◆ Written request ◆
Will you restate verbatim the lines running from the line with "Enumerate this screenshot's" to the end of the data, leaving out everything else?

◆ Entries shown ◆

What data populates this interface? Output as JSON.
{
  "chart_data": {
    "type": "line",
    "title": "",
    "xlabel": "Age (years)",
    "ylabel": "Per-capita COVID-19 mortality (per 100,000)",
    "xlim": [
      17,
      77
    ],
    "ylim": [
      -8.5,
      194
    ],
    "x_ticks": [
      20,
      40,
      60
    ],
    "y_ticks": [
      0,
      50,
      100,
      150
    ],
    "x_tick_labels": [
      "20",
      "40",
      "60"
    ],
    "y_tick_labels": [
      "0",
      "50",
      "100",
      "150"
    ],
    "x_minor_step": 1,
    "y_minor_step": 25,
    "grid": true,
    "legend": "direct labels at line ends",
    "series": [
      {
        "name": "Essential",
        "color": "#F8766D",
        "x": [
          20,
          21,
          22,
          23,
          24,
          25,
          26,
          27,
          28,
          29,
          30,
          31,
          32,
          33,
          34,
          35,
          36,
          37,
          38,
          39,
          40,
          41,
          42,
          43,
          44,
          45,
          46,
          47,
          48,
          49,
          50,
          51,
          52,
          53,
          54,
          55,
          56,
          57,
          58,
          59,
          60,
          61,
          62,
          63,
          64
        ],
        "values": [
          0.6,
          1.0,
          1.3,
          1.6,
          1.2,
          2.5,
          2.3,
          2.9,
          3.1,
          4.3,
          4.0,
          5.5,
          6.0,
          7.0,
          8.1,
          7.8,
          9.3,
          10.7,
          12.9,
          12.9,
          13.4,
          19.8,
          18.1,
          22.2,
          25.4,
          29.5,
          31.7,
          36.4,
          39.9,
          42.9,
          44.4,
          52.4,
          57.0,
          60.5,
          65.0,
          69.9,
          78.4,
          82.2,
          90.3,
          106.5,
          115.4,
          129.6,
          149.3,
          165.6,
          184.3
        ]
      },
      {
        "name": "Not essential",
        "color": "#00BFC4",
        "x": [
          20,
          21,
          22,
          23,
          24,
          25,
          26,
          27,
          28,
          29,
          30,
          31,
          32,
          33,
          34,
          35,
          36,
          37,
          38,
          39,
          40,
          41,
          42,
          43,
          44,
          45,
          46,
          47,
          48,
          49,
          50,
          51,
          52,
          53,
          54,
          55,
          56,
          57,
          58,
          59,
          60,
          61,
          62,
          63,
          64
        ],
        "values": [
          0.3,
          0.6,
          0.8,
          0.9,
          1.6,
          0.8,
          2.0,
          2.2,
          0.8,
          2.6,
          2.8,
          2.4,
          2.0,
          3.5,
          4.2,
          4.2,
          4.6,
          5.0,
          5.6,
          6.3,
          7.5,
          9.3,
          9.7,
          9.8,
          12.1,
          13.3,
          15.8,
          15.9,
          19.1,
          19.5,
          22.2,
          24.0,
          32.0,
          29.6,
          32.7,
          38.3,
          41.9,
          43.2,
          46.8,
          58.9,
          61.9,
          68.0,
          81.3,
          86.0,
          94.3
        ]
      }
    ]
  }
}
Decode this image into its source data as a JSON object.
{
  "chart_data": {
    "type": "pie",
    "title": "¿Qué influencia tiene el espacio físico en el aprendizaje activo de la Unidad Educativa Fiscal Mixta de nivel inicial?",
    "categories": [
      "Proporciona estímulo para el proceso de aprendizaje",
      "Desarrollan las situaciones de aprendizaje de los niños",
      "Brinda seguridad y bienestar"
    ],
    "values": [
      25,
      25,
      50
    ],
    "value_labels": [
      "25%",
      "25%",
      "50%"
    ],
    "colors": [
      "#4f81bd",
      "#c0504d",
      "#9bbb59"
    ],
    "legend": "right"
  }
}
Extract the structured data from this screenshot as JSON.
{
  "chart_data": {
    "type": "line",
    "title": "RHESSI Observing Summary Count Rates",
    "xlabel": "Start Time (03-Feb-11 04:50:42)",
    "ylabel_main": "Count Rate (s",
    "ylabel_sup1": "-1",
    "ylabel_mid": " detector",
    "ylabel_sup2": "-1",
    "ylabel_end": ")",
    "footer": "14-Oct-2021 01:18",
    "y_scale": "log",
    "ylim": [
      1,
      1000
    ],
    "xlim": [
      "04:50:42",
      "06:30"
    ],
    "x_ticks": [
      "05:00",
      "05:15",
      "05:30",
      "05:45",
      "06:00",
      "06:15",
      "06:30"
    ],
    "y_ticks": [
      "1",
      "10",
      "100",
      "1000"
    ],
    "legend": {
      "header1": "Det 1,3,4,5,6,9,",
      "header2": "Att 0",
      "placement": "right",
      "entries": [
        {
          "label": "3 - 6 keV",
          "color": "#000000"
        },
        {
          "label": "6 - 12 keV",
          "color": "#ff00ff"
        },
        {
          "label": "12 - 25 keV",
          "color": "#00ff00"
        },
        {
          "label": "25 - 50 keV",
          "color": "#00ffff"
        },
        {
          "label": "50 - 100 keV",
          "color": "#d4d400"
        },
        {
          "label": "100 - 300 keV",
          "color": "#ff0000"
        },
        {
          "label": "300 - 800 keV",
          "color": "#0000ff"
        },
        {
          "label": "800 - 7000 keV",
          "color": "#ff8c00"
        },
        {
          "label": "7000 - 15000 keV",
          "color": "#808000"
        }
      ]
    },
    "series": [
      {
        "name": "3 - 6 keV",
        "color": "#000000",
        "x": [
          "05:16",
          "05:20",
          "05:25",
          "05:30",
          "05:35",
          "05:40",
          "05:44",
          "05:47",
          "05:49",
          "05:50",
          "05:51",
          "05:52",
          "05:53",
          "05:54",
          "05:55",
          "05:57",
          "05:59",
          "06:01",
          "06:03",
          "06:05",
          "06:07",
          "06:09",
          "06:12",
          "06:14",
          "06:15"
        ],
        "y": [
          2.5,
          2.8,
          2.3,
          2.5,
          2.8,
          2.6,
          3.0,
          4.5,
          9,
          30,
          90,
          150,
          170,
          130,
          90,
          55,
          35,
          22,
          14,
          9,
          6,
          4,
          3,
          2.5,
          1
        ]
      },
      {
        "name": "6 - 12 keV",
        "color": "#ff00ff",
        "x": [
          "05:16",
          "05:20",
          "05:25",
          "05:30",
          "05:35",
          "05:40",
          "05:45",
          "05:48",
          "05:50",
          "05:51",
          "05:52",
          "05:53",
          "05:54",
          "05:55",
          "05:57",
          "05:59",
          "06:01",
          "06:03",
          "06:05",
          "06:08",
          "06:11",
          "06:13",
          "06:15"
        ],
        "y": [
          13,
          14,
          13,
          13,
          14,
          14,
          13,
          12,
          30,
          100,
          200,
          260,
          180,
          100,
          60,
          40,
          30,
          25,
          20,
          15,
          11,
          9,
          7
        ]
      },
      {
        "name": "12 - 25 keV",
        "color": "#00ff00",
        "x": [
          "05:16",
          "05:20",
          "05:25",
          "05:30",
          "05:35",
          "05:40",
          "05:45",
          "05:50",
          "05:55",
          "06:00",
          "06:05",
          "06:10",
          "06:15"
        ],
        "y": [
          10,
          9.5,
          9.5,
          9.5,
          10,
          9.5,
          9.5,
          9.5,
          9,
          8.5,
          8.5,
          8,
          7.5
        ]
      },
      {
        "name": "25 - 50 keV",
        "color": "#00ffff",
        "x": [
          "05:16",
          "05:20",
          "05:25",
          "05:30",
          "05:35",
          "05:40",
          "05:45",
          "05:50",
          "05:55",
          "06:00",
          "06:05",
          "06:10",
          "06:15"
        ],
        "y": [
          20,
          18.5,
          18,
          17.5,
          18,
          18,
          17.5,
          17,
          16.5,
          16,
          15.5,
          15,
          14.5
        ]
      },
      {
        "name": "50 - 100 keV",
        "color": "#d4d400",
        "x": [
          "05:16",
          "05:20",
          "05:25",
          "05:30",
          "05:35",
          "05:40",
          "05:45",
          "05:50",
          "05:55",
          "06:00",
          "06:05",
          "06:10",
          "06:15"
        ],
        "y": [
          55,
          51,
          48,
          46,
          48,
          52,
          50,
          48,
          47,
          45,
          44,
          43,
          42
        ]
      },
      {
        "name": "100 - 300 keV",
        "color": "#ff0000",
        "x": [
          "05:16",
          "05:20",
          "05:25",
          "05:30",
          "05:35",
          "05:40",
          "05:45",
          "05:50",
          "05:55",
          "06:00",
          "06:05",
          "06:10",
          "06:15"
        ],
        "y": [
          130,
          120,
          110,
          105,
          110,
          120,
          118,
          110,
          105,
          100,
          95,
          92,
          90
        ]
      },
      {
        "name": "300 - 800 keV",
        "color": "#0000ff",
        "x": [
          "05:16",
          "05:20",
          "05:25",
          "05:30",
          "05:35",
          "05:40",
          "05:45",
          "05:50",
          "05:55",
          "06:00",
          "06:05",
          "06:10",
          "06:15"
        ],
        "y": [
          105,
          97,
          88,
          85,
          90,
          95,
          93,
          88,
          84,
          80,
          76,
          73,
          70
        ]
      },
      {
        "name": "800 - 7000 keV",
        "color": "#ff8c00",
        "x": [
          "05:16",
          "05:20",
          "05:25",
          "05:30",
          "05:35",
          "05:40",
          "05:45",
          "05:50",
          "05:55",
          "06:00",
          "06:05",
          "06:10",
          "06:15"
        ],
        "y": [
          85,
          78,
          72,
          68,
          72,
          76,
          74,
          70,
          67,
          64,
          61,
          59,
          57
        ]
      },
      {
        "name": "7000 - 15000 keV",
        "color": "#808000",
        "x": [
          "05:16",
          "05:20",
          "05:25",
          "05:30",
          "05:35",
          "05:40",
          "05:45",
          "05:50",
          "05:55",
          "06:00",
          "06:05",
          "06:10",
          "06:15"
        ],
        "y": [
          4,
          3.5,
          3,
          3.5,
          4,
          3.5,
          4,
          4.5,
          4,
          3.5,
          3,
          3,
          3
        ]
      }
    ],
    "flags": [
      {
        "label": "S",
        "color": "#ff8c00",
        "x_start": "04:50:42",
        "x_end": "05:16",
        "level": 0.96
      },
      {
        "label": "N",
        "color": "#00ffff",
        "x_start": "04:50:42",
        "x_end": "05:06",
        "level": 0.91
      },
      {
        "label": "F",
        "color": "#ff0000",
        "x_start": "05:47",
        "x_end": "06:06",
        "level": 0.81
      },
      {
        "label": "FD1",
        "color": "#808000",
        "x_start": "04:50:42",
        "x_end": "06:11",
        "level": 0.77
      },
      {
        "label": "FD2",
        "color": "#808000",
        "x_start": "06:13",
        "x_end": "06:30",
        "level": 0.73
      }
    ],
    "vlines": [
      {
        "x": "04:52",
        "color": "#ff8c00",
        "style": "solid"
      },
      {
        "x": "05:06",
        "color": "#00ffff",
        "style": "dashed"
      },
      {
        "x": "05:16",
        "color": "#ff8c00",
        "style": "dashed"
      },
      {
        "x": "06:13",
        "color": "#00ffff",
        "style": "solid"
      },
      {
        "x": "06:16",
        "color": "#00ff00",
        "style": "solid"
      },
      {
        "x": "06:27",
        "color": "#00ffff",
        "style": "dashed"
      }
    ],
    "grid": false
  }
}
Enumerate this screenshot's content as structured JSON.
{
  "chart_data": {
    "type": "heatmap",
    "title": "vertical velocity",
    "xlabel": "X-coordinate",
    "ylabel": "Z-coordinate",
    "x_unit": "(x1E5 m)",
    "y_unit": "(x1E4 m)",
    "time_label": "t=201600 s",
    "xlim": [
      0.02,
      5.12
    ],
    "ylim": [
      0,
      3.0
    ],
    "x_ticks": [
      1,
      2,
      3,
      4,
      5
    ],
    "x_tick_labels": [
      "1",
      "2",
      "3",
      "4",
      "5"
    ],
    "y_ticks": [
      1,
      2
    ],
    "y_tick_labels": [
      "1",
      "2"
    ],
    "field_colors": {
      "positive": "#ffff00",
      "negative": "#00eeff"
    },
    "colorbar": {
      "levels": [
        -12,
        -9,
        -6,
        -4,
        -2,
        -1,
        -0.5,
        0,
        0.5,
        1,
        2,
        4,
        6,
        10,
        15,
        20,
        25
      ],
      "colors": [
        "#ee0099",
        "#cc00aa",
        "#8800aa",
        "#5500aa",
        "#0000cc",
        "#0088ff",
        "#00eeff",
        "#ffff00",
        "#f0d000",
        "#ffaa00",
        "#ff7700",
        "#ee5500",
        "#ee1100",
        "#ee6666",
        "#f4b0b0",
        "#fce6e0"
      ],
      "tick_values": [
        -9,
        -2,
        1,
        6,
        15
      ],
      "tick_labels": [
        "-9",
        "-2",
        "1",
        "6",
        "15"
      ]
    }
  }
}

◆ Exercise result ◆
Enumerate this screenshot's content as structured JSON.
{
  "chart_data": {
    "type": "heatmap",
    "title": "vertical velocity",
    "xlabel": "X-coordinate",
    "ylabel": "Z-coordinate",
    "x_unit": "(x1E5 m)",
    "y_unit": "(x1E4 m)",
    "time_label": "t=201600 s",
    "xlim": [
      0.02,
      5.12
    ],
    "ylim": [
      0,
      3.0
    ],
    "x_ticks": [
      1,
      2,
      3,
      4,
      5
    ],
    "x_tick_labels": [
      "1",
      "2",
      "3",
      "4",
      "5"
    ],
    "y_ticks": [
      1,
      2
    ],
    "y_tick_labels": [
      "1",
      "2"
    ],
    "field_colors": {
      "positive": "#ffff00",
      "negative": "#00eeff"
    },
    "colorbar": {
      "levels": [
        -12,
        -9,
        -6,
        -4,
        -2,
        -1,
        -0.5,
        0,
        0.5,
        1,
        2,
        4,
        6,
        10,
        15,
        20,
        25
      ],
      "colors": [
        "#ee0099",
        "#cc00aa",
        "#8800aa",
        "#5500aa",
        "#0000cc",
        "#0088ff",
        "#00eeff",
        "#ffff00",
        "#f0d000",
        "#ffaa00",
        "#ff7700",
        "#ee5500",
        "#ee1100",
        "#ee6666",
        "#f4b0b0",
        "#fce6e0"
      ],
      "tick_values": [
        -9,
        -2,
        1,
        6,
        15
      ],
      "tick_labels": [
        "-9",
        "-2",
        "1",
        "6",
        "15"
      ]
    }
  }
}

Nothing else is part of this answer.